━━━ Supplied records

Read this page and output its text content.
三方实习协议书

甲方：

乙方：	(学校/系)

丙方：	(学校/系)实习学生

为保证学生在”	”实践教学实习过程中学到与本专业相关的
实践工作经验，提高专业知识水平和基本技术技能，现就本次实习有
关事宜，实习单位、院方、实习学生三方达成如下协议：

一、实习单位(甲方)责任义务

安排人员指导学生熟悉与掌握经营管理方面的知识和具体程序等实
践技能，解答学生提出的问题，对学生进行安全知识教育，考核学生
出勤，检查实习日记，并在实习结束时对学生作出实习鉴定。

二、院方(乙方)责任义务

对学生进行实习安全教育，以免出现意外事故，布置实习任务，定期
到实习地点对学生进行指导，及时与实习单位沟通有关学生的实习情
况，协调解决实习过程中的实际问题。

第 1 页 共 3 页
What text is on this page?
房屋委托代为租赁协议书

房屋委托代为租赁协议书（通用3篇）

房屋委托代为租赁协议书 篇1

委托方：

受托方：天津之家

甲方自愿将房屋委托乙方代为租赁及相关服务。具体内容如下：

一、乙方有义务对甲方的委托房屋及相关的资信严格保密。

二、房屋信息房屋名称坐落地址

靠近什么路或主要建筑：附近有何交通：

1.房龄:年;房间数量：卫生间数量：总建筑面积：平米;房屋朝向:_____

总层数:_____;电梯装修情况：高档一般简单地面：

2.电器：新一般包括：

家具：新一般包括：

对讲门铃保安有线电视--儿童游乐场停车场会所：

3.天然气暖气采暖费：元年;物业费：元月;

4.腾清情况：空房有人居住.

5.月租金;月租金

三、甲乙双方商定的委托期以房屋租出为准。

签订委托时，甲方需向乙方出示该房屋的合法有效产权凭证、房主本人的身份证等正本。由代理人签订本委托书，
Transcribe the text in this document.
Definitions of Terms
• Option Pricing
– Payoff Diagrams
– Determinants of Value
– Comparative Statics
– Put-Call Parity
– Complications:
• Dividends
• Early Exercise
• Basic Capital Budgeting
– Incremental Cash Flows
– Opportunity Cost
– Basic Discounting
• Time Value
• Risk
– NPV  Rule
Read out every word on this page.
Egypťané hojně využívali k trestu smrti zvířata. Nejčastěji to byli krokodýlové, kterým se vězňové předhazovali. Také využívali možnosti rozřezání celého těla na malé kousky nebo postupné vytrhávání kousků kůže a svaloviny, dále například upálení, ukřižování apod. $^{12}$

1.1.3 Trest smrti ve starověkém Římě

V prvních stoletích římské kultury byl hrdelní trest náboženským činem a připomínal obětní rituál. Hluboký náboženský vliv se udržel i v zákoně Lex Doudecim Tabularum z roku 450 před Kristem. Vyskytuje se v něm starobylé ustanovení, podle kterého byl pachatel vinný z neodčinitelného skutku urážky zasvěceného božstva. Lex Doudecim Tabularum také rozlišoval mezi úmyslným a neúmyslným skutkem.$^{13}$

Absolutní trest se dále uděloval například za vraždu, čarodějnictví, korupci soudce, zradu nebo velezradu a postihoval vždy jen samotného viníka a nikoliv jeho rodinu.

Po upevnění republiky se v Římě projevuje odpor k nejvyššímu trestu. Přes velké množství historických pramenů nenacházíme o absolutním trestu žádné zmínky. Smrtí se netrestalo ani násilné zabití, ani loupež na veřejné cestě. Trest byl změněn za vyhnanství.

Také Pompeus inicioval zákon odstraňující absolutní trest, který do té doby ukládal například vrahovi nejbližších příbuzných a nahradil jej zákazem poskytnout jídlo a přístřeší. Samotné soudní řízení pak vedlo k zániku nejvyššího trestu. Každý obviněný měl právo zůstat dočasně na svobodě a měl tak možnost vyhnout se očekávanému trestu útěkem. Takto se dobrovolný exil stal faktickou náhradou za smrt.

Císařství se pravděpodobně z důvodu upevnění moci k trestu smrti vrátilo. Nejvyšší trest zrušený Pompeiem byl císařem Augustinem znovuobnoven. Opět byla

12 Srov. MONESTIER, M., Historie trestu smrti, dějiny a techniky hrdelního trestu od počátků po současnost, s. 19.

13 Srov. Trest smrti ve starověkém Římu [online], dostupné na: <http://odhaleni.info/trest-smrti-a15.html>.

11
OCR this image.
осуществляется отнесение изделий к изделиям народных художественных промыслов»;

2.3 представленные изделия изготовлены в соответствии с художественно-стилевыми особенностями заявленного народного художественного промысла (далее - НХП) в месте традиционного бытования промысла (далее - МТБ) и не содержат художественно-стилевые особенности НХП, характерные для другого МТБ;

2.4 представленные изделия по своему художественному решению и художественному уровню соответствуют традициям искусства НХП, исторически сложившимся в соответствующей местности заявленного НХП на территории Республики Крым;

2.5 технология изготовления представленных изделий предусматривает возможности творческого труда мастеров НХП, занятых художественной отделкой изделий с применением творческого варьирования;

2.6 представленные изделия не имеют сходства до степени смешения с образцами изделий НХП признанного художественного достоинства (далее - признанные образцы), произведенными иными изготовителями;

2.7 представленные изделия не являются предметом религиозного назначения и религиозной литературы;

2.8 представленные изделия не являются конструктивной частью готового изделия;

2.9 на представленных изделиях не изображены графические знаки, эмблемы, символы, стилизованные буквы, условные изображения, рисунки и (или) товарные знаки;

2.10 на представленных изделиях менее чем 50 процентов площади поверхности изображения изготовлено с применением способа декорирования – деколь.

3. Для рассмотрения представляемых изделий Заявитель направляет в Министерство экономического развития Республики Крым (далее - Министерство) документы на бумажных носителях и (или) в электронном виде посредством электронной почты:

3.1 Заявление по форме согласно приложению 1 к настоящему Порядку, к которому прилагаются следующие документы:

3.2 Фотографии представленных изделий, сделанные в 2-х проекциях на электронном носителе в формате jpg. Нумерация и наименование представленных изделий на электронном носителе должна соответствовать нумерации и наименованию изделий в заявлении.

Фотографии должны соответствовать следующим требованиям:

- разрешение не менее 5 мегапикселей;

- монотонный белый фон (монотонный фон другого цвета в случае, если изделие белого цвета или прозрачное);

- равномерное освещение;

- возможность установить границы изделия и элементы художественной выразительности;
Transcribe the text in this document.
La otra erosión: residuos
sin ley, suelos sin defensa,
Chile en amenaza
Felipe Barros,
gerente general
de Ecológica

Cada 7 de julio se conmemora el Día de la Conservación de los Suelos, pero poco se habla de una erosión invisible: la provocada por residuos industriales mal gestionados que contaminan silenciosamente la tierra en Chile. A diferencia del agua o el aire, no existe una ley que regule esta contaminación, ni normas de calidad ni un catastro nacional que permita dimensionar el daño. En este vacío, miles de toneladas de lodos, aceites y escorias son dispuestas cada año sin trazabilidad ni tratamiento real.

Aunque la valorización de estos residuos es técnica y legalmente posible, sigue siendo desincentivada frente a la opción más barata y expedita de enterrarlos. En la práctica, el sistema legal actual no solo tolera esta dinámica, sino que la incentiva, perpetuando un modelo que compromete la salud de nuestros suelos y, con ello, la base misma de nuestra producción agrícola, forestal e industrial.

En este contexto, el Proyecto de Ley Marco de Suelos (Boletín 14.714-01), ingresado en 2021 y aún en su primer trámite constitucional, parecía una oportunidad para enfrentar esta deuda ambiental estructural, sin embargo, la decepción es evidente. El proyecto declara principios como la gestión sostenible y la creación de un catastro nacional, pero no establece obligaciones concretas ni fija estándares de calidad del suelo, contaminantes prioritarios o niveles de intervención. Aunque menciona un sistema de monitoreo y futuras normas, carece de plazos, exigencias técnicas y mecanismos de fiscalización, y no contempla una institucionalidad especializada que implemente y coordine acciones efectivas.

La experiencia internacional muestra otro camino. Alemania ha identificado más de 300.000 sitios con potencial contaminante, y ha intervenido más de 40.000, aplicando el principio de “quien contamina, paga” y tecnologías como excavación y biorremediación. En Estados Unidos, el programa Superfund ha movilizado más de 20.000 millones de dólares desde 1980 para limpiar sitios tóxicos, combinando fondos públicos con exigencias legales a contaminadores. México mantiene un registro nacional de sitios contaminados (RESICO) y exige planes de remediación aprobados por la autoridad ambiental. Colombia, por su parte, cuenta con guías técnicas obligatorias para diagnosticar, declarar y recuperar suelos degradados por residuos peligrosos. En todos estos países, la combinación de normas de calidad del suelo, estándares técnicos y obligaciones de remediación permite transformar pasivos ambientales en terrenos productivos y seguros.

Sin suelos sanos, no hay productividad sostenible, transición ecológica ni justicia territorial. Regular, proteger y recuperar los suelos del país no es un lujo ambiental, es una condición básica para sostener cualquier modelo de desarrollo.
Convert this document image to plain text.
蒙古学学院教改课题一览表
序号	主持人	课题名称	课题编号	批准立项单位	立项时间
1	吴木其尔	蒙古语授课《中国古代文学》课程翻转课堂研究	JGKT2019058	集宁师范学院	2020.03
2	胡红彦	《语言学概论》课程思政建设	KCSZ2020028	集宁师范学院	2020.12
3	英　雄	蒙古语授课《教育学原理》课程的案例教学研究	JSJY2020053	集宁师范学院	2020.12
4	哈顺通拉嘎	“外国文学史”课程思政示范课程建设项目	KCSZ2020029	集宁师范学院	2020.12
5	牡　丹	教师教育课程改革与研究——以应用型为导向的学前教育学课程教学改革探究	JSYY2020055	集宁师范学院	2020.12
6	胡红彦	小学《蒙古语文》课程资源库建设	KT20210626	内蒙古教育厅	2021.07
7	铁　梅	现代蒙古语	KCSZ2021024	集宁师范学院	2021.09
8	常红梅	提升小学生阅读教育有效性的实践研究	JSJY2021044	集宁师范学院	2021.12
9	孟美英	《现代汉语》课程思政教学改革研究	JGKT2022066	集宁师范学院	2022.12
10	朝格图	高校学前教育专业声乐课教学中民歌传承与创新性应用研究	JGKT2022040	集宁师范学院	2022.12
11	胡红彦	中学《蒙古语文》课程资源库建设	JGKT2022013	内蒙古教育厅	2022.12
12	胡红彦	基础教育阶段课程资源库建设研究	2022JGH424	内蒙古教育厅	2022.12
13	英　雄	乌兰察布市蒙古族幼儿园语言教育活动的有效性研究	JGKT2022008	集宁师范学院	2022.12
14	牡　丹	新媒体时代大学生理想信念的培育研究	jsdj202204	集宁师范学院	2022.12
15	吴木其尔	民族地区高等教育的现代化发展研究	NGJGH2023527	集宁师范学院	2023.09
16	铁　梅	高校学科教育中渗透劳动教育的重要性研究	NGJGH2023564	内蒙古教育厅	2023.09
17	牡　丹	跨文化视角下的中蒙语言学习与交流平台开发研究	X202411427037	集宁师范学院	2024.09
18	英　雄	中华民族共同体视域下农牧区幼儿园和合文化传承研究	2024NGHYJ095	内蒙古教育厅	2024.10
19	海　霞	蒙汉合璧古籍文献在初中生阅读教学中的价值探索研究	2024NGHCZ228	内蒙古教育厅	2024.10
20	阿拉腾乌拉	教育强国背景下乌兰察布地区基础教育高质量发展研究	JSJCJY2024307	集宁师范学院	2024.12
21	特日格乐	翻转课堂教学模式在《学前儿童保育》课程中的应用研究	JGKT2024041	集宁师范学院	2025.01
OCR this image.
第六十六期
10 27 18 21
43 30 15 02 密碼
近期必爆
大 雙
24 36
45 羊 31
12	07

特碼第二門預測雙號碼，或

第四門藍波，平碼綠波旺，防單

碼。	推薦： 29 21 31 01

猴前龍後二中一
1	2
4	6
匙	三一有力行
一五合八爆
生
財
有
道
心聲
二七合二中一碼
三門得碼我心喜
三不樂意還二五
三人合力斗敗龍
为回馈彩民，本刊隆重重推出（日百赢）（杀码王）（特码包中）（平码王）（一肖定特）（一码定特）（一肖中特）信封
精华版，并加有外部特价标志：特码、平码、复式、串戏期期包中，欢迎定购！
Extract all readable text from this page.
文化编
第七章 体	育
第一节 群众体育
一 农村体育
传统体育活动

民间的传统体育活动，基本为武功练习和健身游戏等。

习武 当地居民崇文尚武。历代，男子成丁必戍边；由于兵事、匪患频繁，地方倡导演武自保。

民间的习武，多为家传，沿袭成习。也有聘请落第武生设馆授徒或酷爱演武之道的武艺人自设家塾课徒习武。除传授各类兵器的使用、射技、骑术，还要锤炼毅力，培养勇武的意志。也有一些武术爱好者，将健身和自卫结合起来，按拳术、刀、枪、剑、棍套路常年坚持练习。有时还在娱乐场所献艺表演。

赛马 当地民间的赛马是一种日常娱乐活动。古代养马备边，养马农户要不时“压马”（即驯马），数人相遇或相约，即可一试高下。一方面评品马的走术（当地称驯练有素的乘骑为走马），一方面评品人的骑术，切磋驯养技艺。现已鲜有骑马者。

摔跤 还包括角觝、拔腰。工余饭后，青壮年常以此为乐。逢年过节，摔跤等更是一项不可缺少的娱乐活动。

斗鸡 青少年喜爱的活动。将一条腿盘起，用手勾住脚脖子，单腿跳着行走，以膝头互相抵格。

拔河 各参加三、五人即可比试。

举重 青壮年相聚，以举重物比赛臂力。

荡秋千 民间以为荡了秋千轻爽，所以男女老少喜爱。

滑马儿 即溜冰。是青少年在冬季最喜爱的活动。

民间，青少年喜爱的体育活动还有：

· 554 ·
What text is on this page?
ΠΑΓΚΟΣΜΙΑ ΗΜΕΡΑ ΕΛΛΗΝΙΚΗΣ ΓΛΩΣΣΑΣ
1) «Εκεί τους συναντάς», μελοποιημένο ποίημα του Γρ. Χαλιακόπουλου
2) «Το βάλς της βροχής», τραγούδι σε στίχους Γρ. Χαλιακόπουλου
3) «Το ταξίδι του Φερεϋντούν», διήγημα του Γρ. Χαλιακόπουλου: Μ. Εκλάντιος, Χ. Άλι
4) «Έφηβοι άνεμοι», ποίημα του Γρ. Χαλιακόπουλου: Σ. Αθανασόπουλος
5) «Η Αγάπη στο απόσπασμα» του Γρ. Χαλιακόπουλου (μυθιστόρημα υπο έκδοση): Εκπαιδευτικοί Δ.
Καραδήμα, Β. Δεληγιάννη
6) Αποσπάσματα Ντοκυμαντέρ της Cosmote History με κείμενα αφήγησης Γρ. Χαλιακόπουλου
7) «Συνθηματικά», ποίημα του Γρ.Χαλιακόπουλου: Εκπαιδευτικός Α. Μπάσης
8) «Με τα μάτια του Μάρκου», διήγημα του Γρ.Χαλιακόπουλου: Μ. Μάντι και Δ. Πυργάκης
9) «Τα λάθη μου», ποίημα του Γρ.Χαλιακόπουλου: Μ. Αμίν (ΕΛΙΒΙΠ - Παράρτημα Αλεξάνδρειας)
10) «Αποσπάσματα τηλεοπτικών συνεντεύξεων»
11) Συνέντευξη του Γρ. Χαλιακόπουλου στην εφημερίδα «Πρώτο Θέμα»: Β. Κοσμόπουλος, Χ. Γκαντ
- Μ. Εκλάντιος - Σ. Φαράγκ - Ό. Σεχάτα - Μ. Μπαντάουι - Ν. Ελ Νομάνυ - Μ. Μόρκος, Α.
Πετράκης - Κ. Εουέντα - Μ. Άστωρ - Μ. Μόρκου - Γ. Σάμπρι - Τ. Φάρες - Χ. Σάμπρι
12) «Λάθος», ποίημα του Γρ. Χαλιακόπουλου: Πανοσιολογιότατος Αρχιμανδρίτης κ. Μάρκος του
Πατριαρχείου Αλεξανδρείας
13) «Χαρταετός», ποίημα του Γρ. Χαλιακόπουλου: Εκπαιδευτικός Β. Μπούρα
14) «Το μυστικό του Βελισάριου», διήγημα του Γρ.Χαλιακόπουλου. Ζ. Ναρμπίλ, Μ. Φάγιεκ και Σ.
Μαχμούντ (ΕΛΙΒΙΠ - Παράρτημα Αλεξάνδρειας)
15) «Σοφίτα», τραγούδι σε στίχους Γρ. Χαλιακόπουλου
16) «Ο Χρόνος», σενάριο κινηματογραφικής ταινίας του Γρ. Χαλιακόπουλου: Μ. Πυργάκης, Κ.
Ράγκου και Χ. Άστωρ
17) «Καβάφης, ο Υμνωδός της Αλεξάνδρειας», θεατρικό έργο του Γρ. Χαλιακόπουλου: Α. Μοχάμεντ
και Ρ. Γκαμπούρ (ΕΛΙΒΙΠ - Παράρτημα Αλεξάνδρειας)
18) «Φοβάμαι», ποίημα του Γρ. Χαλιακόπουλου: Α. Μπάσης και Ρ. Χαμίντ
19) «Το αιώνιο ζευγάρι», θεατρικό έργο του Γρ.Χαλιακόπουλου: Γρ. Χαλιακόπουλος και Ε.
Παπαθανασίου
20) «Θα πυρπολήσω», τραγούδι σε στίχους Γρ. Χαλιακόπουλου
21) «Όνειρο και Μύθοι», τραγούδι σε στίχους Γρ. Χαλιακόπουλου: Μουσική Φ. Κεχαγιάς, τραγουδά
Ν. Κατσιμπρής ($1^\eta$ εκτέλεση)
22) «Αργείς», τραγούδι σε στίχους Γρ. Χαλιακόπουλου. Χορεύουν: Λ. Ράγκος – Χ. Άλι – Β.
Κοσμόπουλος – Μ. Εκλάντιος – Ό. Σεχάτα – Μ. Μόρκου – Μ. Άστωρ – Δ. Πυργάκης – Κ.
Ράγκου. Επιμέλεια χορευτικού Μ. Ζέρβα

━━━━━━

Written instruction:
Show all lines from the data above in which the word "Srov" appears.

Task solution:
12 Srov. MONESTIER, M., Historie trestu smrti, dějiny a techniky hrdelního trestu od počátků po současnost, s. 19.
13 Srov. Trest smrti ve starověkém Římu [online], dostupné na: <http://odhaleni.info/trest-smrti-a15.html>.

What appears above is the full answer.